Directions:
Copy out each line featuring the string "will" from the entries beneath.

** START Dataset records **

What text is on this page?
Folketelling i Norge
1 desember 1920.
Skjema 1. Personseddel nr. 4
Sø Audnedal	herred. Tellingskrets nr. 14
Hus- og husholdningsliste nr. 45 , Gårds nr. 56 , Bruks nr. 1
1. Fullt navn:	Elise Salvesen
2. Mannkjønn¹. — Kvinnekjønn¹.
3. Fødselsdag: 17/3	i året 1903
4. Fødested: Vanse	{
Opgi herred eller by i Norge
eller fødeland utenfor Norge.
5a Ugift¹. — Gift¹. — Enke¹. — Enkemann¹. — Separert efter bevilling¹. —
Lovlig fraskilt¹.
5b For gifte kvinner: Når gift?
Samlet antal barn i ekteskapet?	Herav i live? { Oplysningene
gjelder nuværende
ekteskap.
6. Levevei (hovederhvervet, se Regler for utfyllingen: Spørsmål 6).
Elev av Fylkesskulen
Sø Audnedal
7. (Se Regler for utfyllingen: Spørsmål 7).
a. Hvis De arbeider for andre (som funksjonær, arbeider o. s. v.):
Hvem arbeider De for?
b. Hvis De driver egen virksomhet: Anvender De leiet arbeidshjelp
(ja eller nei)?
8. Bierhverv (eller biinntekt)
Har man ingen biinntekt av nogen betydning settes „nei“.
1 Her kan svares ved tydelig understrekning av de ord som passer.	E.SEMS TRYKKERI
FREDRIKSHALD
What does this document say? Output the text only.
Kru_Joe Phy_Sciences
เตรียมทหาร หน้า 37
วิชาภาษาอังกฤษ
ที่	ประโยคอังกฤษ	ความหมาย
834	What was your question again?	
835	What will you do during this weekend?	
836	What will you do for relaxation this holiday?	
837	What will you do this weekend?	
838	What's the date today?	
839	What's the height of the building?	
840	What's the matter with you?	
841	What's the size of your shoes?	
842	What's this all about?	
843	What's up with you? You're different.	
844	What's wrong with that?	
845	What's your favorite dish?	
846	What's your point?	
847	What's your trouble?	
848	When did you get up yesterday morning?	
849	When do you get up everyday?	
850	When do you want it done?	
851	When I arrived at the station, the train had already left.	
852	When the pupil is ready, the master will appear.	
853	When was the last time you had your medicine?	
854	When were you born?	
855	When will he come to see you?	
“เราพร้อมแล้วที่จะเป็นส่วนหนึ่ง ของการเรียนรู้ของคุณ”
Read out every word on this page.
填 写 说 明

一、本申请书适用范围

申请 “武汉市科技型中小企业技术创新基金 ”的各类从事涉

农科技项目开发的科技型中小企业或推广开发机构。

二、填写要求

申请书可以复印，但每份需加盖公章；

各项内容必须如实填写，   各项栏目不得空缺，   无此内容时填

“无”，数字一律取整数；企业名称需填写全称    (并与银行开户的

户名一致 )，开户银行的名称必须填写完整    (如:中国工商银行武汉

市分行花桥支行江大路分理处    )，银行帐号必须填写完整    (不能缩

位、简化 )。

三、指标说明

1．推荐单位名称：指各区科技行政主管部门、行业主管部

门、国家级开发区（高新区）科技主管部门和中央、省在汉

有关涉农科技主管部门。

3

** END Dataset records **

Right answer:
835	What will you do during this weekend?	
836	What will you do for relaxation this holiday?	
837	What will you do this weekend?	
852	When the pupil is ready, the master will appear.	
855	When will he come to see you?	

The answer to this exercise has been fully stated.